>>>>
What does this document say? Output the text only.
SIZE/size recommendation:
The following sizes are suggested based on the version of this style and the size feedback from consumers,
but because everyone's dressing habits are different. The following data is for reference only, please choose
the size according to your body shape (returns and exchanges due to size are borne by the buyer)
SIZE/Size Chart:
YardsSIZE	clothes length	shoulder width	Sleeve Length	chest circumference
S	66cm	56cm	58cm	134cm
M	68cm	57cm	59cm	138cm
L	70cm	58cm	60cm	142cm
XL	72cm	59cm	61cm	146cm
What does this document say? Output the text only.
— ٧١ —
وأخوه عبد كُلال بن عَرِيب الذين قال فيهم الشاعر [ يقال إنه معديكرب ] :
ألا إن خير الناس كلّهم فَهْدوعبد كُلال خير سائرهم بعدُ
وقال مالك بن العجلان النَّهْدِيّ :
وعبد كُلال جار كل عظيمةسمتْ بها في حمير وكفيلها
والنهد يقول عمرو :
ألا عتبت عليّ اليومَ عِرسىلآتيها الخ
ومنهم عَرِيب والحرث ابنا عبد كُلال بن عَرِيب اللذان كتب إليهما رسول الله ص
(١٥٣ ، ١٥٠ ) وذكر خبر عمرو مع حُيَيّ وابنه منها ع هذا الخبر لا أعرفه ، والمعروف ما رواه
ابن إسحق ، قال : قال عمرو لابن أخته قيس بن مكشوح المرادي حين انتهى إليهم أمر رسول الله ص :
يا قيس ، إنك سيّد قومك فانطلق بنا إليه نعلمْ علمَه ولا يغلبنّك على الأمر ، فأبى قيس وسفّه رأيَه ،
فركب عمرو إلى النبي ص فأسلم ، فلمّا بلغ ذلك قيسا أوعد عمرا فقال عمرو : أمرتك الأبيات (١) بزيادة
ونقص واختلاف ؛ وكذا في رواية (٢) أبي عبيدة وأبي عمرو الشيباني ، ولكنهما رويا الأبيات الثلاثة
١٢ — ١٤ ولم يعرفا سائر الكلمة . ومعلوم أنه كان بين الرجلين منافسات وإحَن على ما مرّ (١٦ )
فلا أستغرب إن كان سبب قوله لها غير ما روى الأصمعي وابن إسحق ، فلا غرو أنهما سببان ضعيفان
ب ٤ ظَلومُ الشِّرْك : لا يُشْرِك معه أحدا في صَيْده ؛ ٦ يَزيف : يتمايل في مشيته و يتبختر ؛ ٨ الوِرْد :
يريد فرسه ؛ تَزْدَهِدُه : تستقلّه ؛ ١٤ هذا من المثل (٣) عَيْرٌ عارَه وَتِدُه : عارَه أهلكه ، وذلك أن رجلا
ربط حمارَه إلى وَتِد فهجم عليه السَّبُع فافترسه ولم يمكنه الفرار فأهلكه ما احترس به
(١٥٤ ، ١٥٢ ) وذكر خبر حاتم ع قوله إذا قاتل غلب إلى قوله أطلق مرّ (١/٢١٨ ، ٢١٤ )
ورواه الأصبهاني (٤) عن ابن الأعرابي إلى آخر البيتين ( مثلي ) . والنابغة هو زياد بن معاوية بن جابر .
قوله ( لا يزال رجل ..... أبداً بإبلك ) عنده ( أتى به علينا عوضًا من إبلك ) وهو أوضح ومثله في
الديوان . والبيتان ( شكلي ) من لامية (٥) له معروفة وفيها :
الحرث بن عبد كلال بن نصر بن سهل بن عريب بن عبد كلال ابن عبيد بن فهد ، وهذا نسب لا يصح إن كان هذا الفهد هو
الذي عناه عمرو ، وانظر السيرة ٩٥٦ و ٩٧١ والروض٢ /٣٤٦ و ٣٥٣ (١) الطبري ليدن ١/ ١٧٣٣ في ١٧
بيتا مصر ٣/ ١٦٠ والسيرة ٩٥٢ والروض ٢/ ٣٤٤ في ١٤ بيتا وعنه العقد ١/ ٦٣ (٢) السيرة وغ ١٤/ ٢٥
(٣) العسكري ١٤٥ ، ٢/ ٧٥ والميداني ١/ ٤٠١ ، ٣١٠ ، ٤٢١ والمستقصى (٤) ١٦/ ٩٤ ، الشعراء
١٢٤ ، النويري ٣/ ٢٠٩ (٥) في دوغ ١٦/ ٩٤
<<<<
* OBJECTIVE: Identify each line holding the string "وذكر", and copy it out.

* WORKED SOLUTION:
(١٥٣ ، ١٥٠ ) وذكر خبر عمرو مع حُيَيّ وابنه منها ع هذا الخبر لا أعرفه ، والمعروف ما رواه
(١٥٤ ، ١٥٢ ) وذكر خبر حاتم ع قوله إذا قاتل غلب إلى قوله أطلق مرّ (١/٢١٨ ، ٢١٤ )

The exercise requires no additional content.